> Dataset entries

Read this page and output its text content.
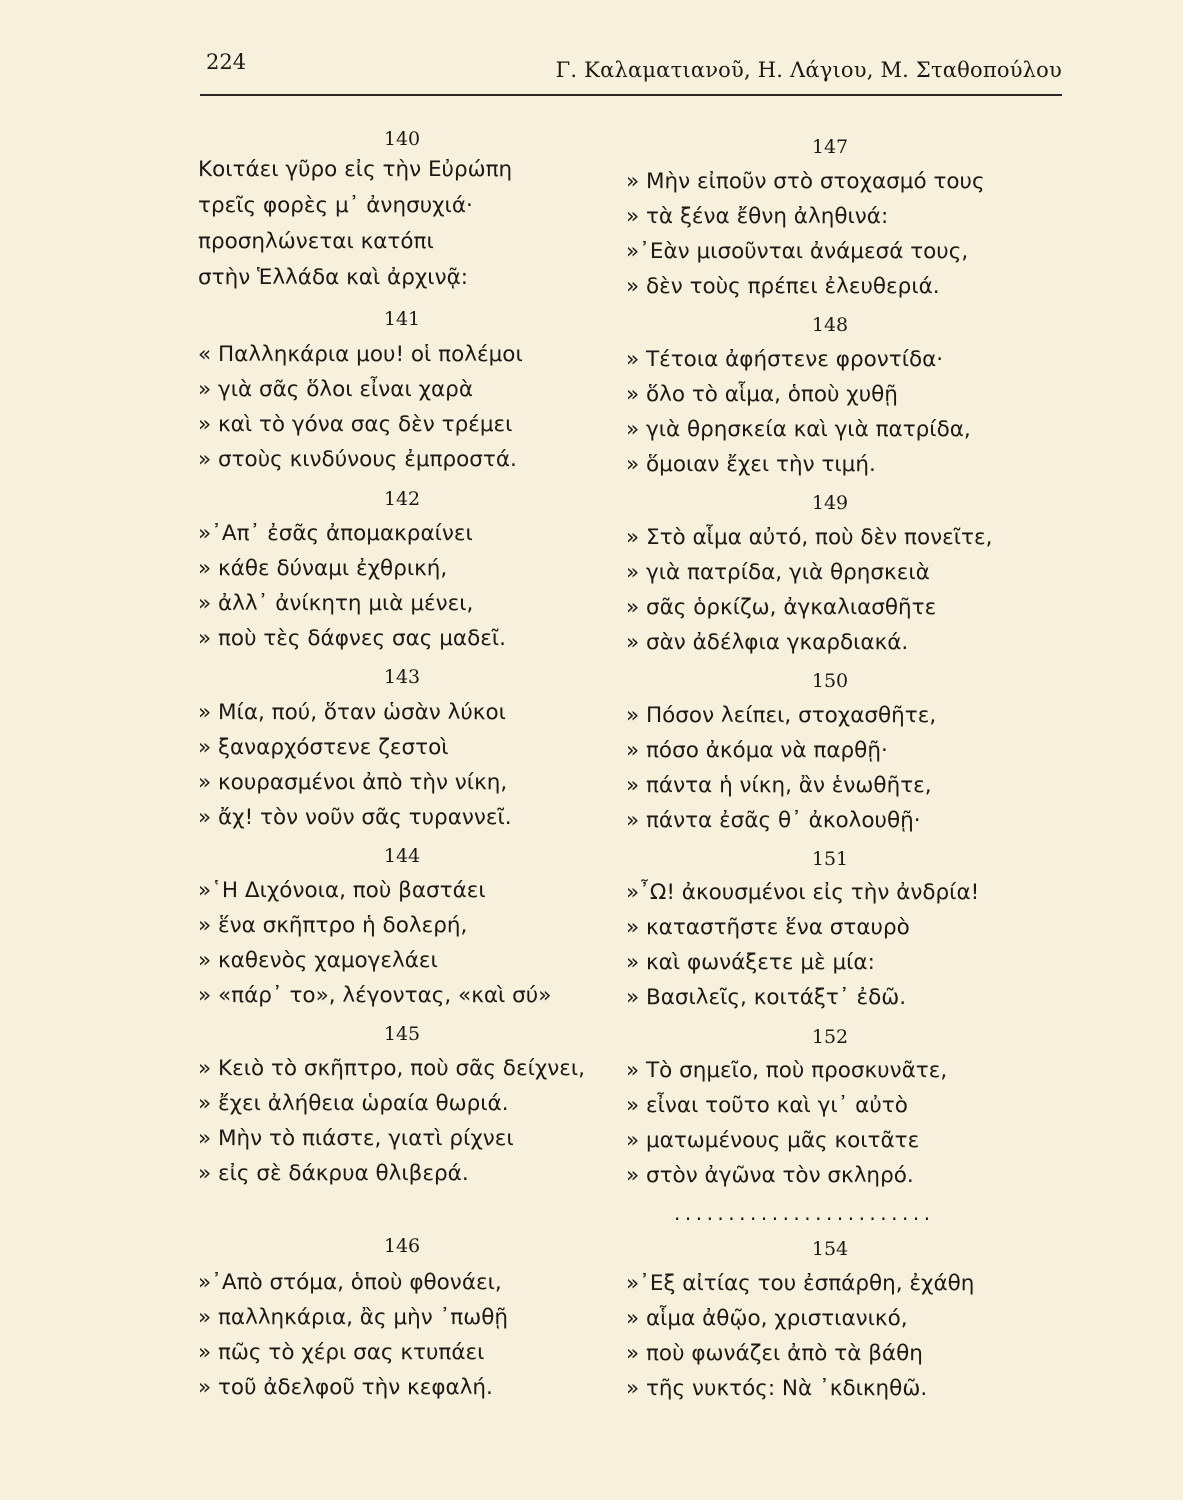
224	Γ. Καλαματιανοῦ, Η. Λάγιου, Μ. Σταθοπούλου
140
Κοιτάει γῦρο εἰς τὴν Εὐρώπη
τρεῖς φορὲς μ᾽ ἀνησυχιά·
προσηλώνεται κατόπι
στὴν Ἑλλάδα καὶ ἀρχινᾷ:
141
« Παλληκάρια μου! οἱ πολέμοι
» γιὰ σᾶς ὅλοι εἶναι χαρὰ
» καὶ τὸ γόνα σας δὲν τρέμει
» στοὺς κινδύνους ἐμπροστά.
142
»᾽Απ᾽ ἐσᾶς ἀπομακραίνει
» κάθε δύναμι ἐχθρική,
» ἀλλ᾽ ἀνίκητη μιὰ μένει,
» ποὺ τὲς δάφνες σας μαδεῖ.
143
» Μία, πού, ὅταν ὡσὰν λύκοι
» ξαναρχόστενε ζεστοὶ
» κουρασμένοι ἀπὸ τὴν νίκη,
» ἄχ! τὸν νοῦν σᾶς τυραννεῖ.
144
»῾Η Διχόνοια, ποὺ βαστάει
» ἕνα σκῆπτρο ἡ δολερή,
» καθενὸς χαμογελάει
» «πάρ᾽ το», λέγοντας, «καὶ σύ»
145
» Κειὸ τὸ σκῆπτρο, ποὺ σᾶς δείχνει,
» ἔχει ἀλήθεια ὡραία θωριά.
» Μὴν τὸ πιάστε, γιατὶ ρίχνει
» εἰς σὲ δάκρυα θλιβερά.
146
»᾽Απὸ στόμα, ὁποὺ φθονάει,
» παλληκάρια, ἂς μὴν ᾽πωθῇ
» πῶς τὸ χέρι σας κτυπάει
» τοῦ ἀδελφοῦ τὴν κεφαλή.
147
» Μὴν εἰποῦν στὸ στοχασμό τους
» τὰ ξένα ἔθνη ἀληθινά:
»᾽Εὰν μισοῦνται ἀνάμεσά τους,
» δὲν τοὺς πρέπει ἐλευθεριά.
148
» Τέτοια ἀφήστενε φροντίδα·
» ὅλο τὸ αἷμα, ὁποὺ χυθῇ
» γιὰ θρησκεία καὶ γιὰ πατρίδα,
» ὅμοιαν ἔχει τὴν τιμή.
149
» Στὸ αἷμα αὐτό, ποὺ δὲν πονεῖτε,
» γιὰ πατρίδα, γιὰ θρησκειὰ
» σᾶς ὁρκίζω, ἀγκαλιασθῆτε
» σὰν ἀδέλφια γκαρδιακά.
150
» Πόσον λείπει, στοχασθῆτε,
» πόσο ἀκόμα νὰ παρθῇ·
» πάντα ἡ νίκη, ἂν ἑνωθῆτε,
» πάντα ἐσᾶς θ᾽ ἀκολουθῇ·
151
»῏Ω! ἀκουσμένοι εἰς τὴν ἀνδρία!
» καταστῆστε ἕνα σταυρὸ
» καὶ φωνάξετε μὲ μία:
» Βασιλεῖς, κοιτάξτ᾽ ἐδῶ.
152
» Τὸ σημεῖο, ποὺ προσκυνᾶτε,
» εἶναι τοῦτο καὶ γι᾽ αὐτὸ
» ματωμένους μᾶς κοιτᾶτε
» στὸν ἀγῶνα τὸν σκληρό.
........................
154
»᾽Εξ αἰτίας του ἐσπάρθη, ἐχάθη
» αἷμα ἀθῷο, χριστιανικό,
» ποὺ φωνάζει ἀπὸ τὰ βάθη
» τῆς νυκτός: Νὰ ᾽κδικηθῶ.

> Your task
Print every entry above again without changing a word, and omit the pictures.

> Full answer
Read this page and output its text content.
224	Γ. Καλαματιανοῦ, Η. Λάγιου, Μ. Σταθοπούλου
140
Κοιτάει γῦρο εἰς τὴν Εὐρώπη
τρεῖς φορὲς μ᾽ ἀνησυχιά·
προσηλώνεται κατόπι
στὴν Ἑλλάδα καὶ ἀρχινᾷ:
141
« Παλληκάρια μου! οἱ πολέμοι
» γιὰ σᾶς ὅλοι εἶναι χαρὰ
» καὶ τὸ γόνα σας δὲν τρέμει
» στοὺς κινδύνους ἐμπροστά.
142
»᾽Απ᾽ ἐσᾶς ἀπομακραίνει
» κάθε δύναμι ἐχθρική,
» ἀλλ᾽ ἀνίκητη μιὰ μένει,
» ποὺ τὲς δάφνες σας μαδεῖ.
143
» Μία, πού, ὅταν ὡσὰν λύκοι
» ξαναρχόστενε ζεστοὶ
» κουρασμένοι ἀπὸ τὴν νίκη,
» ἄχ! τὸν νοῦν σᾶς τυραννεῖ.
144
»῾Η Διχόνοια, ποὺ βαστάει
» ἕνα σκῆπτρο ἡ δολερή,
» καθενὸς χαμογελάει
» «πάρ᾽ το», λέγοντας, «καὶ σύ»
145
» Κειὸ τὸ σκῆπτρο, ποὺ σᾶς δείχνει,
» ἔχει ἀλήθεια ὡραία θωριά.
» Μὴν τὸ πιάστε, γιατὶ ρίχνει
» εἰς σὲ δάκρυα θλιβερά.
146
»᾽Απὸ στόμα, ὁποὺ φθονάει,
» παλληκάρια, ἂς μὴν ᾽πωθῇ
» πῶς τὸ χέρι σας κτυπάει
» τοῦ ἀδελφοῦ τὴν κεφαλή.
147
» Μὴν εἰποῦν στὸ στοχασμό τους
» τὰ ξένα ἔθνη ἀληθινά:
»᾽Εὰν μισοῦνται ἀνάμεσά τους,
» δὲν τοὺς πρέπει ἐλευθεριά.
148
» Τέτοια ἀφήστενε φροντίδα·
» ὅλο τὸ αἷμα, ὁποὺ χυθῇ
» γιὰ θρησκεία καὶ γιὰ πατρίδα,
» ὅμοιαν ἔχει τὴν τιμή.
149
» Στὸ αἷμα αὐτό, ποὺ δὲν πονεῖτε,
» γιὰ πατρίδα, γιὰ θρησκειὰ
» σᾶς ὁρκίζω, ἀγκαλιασθῆτε
» σὰν ἀδέλφια γκαρδιακά.
150
» Πόσον λείπει, στοχασθῆτε,
» πόσο ἀκόμα νὰ παρθῇ·
» πάντα ἡ νίκη, ἂν ἑνωθῆτε,
» πάντα ἐσᾶς θ᾽ ἀκολουθῇ·
151
»῏Ω! ἀκουσμένοι εἰς τὴν ἀνδρία!
» καταστῆστε ἕνα σταυρὸ
» καὶ φωνάξετε μὲ μία:
» Βασιλεῖς, κοιτάξτ᾽ ἐδῶ.
152
» Τὸ σημεῖο, ποὺ προσκυνᾶτε,
» εἶναι τοῦτο καὶ γι᾽ αὐτὸ
» ματωμένους μᾶς κοιτᾶτε
» στὸν ἀγῶνα τὸν σκληρό.
........................
154
»᾽Εξ αἰτίας του ἐσπάρθη, ἐχάθη
» αἷμα ἀθῷο, χριστιανικό,
» ποὺ φωνάζει ἀπὸ τὰ βάθη
» τῆς νυκτός: Νὰ ᾽κδικηθῶ.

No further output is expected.